> _Task statement_:
Note each line of the listing that contains the string "préférentiel", and copy it.

> _Available data_:
****************************************
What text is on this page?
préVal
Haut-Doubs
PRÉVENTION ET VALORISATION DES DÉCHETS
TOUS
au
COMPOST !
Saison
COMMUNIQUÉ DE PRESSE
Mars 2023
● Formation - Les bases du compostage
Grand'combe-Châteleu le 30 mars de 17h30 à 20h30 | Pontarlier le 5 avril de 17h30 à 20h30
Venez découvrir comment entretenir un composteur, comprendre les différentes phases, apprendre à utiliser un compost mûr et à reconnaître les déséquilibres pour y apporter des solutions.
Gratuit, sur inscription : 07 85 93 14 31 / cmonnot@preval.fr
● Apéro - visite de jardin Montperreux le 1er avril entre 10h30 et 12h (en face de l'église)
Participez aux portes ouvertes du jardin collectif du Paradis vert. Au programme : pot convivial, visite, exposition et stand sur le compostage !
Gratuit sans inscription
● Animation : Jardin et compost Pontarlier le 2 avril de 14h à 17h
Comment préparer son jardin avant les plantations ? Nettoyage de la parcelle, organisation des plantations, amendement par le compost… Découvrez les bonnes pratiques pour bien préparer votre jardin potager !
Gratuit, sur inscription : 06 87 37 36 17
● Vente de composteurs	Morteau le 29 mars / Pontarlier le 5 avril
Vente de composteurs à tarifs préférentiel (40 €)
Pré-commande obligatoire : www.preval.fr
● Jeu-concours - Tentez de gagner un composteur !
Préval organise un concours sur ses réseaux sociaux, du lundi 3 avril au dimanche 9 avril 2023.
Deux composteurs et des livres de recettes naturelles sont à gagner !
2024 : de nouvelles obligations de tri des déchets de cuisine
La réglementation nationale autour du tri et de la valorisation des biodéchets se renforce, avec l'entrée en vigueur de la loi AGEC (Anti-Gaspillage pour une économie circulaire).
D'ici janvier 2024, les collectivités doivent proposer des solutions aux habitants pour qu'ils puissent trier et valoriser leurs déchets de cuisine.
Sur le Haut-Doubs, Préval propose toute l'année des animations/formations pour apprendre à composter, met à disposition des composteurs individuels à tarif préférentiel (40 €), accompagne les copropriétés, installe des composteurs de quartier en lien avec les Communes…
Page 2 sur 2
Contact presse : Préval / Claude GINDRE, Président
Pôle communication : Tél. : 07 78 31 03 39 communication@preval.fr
****************************************
> _The answer_:
Vente de composteurs à tarifs préférentiel (40 €)
Sur le Haut-Doubs, Préval propose toute l'année des animations/formations pour apprendre à composter, met à disposition des composteurs individuels à tarif préférentiel (40 €), accompagne les copropriétés, installe des composteurs de quartier en lien avec les Communes…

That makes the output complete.